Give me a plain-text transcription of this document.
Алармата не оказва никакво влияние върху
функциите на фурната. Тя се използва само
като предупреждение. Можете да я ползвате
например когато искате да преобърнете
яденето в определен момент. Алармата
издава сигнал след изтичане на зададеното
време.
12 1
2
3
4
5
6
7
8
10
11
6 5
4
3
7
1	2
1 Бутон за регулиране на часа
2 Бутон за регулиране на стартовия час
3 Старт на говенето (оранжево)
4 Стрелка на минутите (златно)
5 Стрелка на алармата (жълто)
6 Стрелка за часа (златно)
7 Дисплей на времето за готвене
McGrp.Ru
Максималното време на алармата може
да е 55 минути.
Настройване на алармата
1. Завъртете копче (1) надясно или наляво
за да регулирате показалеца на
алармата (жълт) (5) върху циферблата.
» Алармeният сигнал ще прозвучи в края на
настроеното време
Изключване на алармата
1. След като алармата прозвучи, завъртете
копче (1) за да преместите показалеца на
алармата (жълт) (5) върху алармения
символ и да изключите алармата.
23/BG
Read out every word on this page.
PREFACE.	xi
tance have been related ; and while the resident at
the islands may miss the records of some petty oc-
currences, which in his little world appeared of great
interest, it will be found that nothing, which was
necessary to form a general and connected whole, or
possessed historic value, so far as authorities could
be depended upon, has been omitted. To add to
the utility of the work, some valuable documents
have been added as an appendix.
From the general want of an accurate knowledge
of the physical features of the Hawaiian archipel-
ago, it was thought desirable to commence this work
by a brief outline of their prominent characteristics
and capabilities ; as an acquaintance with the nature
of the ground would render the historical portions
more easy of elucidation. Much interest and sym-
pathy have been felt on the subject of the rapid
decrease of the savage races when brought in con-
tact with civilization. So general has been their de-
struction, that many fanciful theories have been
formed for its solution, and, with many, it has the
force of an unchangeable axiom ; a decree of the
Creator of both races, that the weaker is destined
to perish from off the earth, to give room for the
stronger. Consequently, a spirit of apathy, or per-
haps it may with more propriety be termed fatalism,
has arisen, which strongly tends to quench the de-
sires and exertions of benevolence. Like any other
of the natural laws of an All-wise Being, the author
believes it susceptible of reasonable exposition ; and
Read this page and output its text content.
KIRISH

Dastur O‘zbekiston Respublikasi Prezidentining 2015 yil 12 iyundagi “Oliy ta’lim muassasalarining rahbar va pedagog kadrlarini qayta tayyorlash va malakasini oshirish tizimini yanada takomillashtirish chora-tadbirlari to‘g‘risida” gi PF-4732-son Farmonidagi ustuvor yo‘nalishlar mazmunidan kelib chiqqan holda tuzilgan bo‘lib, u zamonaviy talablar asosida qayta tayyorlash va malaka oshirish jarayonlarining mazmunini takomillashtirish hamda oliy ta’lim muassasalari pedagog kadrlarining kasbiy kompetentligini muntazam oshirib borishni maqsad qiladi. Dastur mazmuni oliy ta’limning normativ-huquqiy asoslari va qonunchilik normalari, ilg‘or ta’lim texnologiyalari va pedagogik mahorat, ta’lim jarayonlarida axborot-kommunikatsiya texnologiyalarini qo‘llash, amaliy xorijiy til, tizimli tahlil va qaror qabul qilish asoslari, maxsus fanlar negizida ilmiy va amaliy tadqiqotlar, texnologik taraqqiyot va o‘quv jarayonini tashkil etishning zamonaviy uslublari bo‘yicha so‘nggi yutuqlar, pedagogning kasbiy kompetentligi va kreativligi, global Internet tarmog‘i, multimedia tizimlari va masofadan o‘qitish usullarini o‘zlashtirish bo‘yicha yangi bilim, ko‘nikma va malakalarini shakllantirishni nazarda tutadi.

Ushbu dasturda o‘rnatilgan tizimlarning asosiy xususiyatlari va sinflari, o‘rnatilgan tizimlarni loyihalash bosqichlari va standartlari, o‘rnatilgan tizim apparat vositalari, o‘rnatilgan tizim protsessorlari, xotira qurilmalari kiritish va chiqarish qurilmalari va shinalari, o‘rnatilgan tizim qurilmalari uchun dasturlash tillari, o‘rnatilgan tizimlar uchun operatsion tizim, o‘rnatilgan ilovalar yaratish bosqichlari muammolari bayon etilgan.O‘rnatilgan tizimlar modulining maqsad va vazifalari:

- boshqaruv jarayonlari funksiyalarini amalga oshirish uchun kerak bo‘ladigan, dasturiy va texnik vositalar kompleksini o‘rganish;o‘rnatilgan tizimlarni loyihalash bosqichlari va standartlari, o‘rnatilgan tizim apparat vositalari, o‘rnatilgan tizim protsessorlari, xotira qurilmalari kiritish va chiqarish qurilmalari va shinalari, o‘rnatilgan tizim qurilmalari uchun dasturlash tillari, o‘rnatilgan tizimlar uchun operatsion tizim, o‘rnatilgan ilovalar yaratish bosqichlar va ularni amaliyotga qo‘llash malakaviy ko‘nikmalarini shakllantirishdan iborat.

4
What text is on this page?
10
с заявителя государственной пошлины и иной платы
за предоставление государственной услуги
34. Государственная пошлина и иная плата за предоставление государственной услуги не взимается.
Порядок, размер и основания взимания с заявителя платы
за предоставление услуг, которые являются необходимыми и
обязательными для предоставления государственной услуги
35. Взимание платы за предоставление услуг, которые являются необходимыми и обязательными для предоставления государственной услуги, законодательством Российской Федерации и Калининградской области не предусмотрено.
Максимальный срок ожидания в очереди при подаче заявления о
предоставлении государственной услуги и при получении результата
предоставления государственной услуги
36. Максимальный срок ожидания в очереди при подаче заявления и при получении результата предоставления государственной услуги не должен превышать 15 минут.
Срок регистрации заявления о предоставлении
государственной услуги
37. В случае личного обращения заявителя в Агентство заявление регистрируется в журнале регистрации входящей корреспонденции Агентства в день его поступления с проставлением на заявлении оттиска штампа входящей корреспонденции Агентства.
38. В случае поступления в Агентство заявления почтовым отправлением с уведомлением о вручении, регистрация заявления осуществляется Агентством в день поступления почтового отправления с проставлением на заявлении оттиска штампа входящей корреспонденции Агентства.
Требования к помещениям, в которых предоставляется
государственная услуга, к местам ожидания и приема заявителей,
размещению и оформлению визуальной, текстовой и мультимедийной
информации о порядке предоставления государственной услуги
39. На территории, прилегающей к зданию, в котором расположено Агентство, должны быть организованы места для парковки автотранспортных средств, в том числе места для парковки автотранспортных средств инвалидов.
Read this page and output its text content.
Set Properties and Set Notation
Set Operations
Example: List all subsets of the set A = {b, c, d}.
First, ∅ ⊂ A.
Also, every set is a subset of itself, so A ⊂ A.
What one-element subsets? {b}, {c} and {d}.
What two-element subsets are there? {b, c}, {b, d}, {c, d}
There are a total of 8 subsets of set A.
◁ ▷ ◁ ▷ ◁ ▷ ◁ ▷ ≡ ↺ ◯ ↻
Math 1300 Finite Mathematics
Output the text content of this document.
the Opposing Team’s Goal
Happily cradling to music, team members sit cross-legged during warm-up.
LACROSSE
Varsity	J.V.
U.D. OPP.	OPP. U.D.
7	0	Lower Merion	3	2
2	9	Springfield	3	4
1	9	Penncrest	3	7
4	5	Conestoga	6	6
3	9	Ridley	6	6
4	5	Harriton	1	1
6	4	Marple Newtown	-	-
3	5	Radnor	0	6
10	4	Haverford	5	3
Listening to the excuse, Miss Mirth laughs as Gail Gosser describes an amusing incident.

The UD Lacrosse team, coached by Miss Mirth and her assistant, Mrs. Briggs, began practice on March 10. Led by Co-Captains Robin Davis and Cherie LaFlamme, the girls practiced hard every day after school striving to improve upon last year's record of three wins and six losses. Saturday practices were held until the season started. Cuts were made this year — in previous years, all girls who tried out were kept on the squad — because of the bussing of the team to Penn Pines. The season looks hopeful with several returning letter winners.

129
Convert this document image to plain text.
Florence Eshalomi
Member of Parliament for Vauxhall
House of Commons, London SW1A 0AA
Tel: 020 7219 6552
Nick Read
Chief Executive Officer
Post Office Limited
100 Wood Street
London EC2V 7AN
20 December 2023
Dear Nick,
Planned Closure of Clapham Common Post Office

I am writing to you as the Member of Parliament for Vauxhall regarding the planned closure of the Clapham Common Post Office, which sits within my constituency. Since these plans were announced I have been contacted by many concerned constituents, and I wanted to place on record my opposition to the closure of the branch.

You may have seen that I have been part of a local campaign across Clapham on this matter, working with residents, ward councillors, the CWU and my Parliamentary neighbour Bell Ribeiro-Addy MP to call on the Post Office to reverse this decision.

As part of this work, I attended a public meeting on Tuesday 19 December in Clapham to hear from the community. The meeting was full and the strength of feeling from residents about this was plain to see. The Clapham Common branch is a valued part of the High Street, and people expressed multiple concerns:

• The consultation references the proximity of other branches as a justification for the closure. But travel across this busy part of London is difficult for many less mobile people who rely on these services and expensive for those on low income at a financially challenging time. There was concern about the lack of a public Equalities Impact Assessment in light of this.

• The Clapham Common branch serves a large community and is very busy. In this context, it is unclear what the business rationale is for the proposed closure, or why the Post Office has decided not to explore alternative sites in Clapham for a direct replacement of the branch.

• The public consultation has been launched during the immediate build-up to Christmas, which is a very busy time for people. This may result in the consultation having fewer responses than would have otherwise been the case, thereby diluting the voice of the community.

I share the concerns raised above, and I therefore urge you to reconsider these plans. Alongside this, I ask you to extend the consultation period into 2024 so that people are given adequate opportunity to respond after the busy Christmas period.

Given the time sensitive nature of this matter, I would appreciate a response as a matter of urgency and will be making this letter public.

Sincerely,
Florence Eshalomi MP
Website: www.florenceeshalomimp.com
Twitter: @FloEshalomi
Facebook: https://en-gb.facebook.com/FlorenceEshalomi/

========================================================================

» What the task requires:
Copy every line of the listing that contains the word "interest".

» Correct answer:
interest, it will be found that nothing, which was
more easy of elucidation. Much interest and sym-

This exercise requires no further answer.